LISTED ENTRIES:
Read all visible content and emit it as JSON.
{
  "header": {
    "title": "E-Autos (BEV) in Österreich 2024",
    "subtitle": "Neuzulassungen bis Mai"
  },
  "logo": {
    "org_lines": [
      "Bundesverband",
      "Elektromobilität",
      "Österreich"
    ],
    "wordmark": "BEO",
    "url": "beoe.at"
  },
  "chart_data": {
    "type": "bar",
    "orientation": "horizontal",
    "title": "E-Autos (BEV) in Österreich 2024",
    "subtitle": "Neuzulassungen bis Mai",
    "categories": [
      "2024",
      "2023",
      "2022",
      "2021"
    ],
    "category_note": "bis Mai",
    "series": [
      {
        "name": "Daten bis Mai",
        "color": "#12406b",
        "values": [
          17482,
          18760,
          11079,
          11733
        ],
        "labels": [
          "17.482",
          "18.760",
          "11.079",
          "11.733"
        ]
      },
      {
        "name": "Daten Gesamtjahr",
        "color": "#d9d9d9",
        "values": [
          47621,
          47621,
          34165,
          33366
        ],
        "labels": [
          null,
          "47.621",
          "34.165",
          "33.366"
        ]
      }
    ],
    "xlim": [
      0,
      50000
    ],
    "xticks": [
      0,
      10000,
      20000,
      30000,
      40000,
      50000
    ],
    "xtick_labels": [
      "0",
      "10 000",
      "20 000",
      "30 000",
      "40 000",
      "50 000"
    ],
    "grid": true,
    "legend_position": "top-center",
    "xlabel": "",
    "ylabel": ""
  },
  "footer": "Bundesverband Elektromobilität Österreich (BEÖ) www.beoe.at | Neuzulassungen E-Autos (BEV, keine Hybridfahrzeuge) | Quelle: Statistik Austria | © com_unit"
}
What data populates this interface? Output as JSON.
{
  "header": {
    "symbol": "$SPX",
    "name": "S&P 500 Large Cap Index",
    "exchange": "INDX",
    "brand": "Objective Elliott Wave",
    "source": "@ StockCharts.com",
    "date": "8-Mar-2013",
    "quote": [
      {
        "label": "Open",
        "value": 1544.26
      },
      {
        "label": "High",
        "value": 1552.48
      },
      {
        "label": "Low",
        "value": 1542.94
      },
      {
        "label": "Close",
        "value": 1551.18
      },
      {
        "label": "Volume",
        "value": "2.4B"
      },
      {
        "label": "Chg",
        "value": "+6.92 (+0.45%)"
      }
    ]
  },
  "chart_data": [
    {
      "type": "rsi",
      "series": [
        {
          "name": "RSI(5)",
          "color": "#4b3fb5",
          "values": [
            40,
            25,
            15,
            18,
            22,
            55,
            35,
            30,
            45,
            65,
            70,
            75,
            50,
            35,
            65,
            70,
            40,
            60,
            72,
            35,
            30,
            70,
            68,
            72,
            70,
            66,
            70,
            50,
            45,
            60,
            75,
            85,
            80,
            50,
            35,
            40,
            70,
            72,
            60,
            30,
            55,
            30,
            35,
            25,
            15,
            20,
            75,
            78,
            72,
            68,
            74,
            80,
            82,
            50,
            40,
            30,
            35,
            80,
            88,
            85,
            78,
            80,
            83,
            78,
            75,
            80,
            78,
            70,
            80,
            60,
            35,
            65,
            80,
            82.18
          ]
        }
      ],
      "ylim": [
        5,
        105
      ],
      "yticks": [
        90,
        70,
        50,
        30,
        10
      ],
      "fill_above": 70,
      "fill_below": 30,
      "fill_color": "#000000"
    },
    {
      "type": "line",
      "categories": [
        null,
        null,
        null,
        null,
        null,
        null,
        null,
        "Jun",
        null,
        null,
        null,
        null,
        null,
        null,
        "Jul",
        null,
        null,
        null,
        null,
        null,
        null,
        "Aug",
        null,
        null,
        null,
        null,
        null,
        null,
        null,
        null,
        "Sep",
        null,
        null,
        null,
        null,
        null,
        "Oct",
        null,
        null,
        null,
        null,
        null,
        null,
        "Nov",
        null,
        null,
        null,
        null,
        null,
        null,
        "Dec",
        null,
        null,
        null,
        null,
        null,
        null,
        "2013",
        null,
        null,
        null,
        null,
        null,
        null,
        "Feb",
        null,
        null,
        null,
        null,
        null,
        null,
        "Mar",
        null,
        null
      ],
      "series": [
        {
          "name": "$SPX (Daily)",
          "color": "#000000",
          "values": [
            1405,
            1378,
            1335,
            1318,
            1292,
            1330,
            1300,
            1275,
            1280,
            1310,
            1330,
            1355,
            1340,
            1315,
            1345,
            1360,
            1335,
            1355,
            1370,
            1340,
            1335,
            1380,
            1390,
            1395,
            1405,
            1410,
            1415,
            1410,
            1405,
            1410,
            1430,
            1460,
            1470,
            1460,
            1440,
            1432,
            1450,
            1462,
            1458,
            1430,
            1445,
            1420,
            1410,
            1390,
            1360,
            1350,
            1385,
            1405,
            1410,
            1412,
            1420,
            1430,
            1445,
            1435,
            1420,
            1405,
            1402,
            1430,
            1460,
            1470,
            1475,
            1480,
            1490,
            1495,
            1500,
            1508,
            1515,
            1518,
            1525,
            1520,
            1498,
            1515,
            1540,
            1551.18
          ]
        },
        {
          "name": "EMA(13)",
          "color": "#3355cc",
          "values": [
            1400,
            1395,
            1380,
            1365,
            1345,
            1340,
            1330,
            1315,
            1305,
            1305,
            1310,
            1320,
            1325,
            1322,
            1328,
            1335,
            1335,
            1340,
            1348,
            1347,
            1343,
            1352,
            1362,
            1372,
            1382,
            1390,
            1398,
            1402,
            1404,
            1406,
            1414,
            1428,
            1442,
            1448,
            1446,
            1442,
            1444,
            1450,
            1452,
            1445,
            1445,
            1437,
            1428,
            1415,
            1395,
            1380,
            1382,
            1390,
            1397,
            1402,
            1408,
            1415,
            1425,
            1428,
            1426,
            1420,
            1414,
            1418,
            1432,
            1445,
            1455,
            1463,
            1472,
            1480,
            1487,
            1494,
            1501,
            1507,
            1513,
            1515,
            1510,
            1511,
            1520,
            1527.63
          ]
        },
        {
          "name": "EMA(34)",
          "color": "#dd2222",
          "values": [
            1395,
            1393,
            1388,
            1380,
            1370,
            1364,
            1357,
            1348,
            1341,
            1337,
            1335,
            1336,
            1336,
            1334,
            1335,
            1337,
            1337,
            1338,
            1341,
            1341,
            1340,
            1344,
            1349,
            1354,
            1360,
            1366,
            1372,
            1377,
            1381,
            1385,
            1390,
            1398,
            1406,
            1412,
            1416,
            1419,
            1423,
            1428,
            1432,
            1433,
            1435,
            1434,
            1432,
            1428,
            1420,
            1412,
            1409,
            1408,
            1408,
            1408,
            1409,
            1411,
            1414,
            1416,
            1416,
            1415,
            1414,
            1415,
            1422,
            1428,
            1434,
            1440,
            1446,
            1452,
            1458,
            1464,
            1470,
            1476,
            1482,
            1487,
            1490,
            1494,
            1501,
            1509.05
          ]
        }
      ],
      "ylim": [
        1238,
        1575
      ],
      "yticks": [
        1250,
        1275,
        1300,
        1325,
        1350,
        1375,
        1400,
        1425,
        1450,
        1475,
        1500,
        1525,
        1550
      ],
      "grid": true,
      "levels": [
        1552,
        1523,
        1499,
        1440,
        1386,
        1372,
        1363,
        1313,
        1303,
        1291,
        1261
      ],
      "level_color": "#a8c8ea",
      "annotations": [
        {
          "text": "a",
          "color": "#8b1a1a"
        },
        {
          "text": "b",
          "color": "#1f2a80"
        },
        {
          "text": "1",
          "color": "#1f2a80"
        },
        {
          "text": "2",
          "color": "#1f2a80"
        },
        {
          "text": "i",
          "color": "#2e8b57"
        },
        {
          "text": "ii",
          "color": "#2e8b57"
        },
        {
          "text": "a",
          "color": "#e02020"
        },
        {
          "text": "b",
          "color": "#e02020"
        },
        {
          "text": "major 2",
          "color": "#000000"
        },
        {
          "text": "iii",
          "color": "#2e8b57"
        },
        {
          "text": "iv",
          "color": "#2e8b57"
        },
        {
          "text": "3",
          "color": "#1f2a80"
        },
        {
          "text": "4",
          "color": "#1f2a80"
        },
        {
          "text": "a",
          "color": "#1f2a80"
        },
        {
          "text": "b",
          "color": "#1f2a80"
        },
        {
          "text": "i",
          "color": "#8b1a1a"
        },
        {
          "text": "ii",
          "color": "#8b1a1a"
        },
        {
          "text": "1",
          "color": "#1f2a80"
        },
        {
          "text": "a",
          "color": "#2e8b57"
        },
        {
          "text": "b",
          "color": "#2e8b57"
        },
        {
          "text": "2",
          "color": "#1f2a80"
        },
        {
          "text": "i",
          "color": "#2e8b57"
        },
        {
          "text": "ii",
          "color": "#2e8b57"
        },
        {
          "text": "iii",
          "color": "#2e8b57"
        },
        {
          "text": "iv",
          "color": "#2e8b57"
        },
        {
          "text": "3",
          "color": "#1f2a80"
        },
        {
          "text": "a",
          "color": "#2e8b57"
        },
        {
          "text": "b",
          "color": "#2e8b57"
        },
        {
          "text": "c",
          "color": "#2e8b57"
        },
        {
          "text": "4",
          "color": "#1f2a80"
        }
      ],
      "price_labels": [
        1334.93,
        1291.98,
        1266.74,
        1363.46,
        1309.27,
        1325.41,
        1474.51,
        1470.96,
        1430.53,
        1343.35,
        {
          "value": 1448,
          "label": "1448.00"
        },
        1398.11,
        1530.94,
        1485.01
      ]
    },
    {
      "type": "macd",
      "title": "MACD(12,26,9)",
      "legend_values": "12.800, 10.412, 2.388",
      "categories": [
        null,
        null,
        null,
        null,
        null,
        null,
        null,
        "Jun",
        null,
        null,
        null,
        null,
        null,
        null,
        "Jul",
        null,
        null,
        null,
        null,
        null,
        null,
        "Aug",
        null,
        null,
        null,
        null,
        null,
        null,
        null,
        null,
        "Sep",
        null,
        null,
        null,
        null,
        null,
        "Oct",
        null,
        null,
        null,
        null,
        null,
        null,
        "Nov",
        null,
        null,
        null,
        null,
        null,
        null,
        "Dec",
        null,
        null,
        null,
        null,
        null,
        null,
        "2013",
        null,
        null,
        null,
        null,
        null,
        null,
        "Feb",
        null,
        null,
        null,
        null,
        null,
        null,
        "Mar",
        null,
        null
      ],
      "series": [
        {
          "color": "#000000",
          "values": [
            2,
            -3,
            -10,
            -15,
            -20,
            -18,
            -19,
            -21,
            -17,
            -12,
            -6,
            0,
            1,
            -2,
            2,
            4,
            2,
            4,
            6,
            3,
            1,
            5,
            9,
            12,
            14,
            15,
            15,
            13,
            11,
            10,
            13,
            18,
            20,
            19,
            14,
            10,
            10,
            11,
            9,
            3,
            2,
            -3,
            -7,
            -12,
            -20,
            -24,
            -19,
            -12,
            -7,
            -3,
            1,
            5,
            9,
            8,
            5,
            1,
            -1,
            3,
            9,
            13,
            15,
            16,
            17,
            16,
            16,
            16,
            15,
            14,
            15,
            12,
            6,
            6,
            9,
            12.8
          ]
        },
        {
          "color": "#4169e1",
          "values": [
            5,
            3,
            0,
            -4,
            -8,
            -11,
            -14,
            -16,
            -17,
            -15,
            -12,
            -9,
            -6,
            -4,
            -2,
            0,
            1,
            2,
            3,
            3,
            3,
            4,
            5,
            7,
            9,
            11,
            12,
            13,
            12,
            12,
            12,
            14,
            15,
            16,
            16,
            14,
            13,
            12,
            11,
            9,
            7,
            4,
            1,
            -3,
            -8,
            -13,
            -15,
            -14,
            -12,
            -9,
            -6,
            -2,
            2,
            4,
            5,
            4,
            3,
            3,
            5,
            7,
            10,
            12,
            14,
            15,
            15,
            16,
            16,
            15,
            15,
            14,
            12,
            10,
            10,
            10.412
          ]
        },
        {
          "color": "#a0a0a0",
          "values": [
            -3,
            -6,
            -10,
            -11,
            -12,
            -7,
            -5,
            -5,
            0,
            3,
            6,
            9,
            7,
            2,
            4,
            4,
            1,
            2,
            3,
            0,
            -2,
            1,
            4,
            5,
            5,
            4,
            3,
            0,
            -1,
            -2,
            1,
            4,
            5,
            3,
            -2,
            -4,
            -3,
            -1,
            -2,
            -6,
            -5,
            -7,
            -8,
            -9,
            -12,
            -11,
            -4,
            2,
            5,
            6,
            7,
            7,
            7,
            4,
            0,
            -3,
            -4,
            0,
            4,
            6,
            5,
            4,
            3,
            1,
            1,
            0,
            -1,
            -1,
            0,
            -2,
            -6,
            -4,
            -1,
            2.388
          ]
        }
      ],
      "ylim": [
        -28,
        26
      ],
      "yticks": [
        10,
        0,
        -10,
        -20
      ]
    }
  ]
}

PROBLEM DESCRIPTION: Scan the material and collect every line that contains "Neuzulassungen".

RESULT FOR THIS EXERCISE:
    "subtitle": "Neuzulassungen bis Mai"
    "subtitle": "Neuzulassungen bis Mai",
  "footer": "Bundesverband Elektromobilität Österreich (BEÖ) www.beoe.at | Neuzulassungen E-Autos (BEV, keine Hybridfahrzeuge) | Quelle: Statistik Austria | © com_unit"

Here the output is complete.